-- START OF Listed entries --

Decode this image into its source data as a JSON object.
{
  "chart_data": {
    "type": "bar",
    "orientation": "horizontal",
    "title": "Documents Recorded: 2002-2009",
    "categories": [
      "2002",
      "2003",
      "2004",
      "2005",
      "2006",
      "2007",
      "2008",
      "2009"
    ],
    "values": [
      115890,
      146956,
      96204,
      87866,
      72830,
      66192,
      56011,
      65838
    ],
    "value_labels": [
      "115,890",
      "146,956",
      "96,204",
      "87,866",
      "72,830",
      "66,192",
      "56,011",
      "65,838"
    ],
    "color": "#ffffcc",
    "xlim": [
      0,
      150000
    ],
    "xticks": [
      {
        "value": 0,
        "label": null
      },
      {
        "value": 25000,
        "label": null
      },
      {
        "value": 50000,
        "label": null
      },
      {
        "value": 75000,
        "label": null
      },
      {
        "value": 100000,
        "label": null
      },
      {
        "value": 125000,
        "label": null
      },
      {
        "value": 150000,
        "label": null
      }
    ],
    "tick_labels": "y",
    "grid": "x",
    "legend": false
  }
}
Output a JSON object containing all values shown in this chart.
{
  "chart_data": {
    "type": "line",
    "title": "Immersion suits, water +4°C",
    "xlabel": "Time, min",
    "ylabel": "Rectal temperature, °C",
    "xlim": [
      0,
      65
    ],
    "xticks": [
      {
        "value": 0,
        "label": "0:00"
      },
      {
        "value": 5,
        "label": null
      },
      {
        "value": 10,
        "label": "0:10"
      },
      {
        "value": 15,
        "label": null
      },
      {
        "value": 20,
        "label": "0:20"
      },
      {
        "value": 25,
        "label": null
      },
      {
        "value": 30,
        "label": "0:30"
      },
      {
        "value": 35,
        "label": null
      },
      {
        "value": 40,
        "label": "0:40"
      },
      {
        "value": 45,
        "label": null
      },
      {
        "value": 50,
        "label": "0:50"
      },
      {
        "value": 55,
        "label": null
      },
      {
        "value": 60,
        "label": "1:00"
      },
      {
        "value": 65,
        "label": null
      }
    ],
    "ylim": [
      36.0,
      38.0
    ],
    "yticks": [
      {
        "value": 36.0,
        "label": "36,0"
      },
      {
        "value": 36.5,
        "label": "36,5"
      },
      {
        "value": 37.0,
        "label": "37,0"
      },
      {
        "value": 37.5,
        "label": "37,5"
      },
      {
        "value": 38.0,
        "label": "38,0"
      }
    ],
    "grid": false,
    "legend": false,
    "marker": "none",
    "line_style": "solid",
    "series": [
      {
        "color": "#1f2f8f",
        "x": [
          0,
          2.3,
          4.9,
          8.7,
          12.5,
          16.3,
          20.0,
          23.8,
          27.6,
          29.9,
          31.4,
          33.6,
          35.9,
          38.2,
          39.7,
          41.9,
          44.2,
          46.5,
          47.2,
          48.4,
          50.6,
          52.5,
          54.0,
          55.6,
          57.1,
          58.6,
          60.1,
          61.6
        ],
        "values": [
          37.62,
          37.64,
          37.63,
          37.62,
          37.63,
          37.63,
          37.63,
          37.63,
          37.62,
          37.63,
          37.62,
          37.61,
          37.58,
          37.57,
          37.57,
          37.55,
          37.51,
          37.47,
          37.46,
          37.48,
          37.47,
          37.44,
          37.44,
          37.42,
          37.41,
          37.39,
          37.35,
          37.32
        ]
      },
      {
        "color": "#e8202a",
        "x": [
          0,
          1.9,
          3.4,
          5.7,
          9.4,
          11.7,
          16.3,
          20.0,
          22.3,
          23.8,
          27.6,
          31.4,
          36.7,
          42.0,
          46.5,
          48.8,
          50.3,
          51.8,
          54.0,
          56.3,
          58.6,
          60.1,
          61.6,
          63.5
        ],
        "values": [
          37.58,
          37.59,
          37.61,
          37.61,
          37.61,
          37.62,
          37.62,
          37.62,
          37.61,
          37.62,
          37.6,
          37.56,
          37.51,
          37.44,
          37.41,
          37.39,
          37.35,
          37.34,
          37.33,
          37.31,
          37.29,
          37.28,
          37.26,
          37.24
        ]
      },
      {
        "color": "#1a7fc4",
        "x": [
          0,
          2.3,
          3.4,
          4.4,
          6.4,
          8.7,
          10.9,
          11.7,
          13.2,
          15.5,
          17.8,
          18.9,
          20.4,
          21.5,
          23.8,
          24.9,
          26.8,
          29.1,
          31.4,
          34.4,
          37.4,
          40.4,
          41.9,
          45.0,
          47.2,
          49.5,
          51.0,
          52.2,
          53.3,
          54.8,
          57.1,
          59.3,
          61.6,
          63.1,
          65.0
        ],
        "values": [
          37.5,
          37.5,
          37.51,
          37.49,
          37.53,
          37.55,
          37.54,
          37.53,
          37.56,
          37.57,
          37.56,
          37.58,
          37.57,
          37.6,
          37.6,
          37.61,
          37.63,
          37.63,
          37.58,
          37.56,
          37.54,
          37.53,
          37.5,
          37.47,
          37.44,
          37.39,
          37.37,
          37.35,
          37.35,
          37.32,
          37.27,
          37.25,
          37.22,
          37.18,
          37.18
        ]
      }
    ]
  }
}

-- END OF Listed entries --

# [Task requirements]
Extract, from the material above, each line holding the word "JSON".

# [Expected answer]
Decode this image into its source data as a JSON object.
Output a JSON object containing all values shown in this chart.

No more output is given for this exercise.